- TASK STATEMENT
The records below must be retyped exactly.

- Data extracted from a collection
============================================================
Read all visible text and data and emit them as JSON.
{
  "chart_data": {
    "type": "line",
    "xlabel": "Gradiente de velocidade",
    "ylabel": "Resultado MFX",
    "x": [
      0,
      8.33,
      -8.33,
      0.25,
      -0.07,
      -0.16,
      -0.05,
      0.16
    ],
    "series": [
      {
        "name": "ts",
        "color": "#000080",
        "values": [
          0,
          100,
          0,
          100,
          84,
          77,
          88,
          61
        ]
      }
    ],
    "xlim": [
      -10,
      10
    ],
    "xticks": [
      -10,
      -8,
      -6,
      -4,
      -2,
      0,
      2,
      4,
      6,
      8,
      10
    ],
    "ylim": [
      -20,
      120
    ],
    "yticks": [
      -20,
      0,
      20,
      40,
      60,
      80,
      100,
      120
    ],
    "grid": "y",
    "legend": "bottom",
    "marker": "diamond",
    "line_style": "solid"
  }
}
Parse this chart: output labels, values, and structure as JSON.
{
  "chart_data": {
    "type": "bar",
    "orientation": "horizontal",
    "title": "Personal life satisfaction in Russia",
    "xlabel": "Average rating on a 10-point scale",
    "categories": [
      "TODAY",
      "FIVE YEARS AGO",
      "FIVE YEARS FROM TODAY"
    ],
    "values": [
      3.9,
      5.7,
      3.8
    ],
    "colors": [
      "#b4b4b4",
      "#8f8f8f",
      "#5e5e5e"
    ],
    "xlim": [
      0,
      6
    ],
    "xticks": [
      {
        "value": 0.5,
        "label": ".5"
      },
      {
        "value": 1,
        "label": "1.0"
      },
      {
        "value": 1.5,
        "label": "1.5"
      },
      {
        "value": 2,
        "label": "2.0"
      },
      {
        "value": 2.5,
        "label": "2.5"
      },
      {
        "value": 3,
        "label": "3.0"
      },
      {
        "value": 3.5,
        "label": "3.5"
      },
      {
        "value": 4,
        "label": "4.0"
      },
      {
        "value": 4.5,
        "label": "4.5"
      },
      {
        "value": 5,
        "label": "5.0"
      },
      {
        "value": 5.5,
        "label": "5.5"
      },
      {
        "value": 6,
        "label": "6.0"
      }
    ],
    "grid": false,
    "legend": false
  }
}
============================================================
- SOLUTION TO THIS TASK
Read all visible text and data and emit them as JSON.
{
  "chart_data": {
    "type": "line",
    "xlabel": "Gradiente de velocidade",
    "ylabel": "Resultado MFX",
    "x": [
      0,
      8.33,
      -8.33,
      0.25,
      -0.07,
      -0.16,
      -0.05,
      0.16
    ],
    "series": [
      {
        "name": "ts",
        "color": "#000080",
        "values": [
          0,
          100,
          0,
          100,
          84,
          77,
          88,
          61
        ]
      }
    ],
    "xlim": [
      -10,
      10
    ],
    "xticks": [
      -10,
      -8,
      -6,
      -4,
      -2,
      0,
      2,
      4,
      6,
      8,
      10
    ],
    "ylim": [
      -20,
      120
    ],
    "yticks": [
      -20,
      0,
      20,
      40,
      60,
      80,
      100,
      120
    ],
    "grid": "y",
    "legend": "bottom",
    "marker": "diamond",
    "line_style": "solid"
  }
}
Parse this chart: output labels, values, and structure as JSON.
{
  "chart_data": {
    "type": "bar",
    "orientation": "horizontal",
    "title": "Personal life satisfaction in Russia",
    "xlabel": "Average rating on a 10-point scale",
    "categories": [
      "TODAY",
      "FIVE YEARS AGO",
      "FIVE YEARS FROM TODAY"
    ],
    "values": [
      3.9,
      5.7,
      3.8
    ],
    "colors": [
      "#b4b4b4",
      "#8f8f8f",
      "#5e5e5e"
    ],
    "xlim": [
      0,
      6
    ],
    "xticks": [
      {
        "value": 0.5,
        "label": ".5"
      },
      {
        "value": 1,
        "label": "1.0"
      },
      {
        "value": 1.5,
        "label": "1.5"
      },
      {
        "value": 2,
        "label": "2.0"
      },
      {
        "value": 2.5,
        "label": "2.5"
      },
      {
        "value": 3,
        "label": "3.0"
      },
      {
        "value": 3.5,
        "label": "3.5"
      },
      {
        "value": 4,
        "label": "4.0"
      },
      {
        "value": 4.5,
        "label": "4.5"
      },
      {
        "value": 5,
        "label": "5.0"
      },
      {
        "value": 5.5,
        "label": "5.5"
      },
      {
        "value": 6,
        "label": "6.0"
      }
    ],
    "grid": false,
    "legend": false
  }
}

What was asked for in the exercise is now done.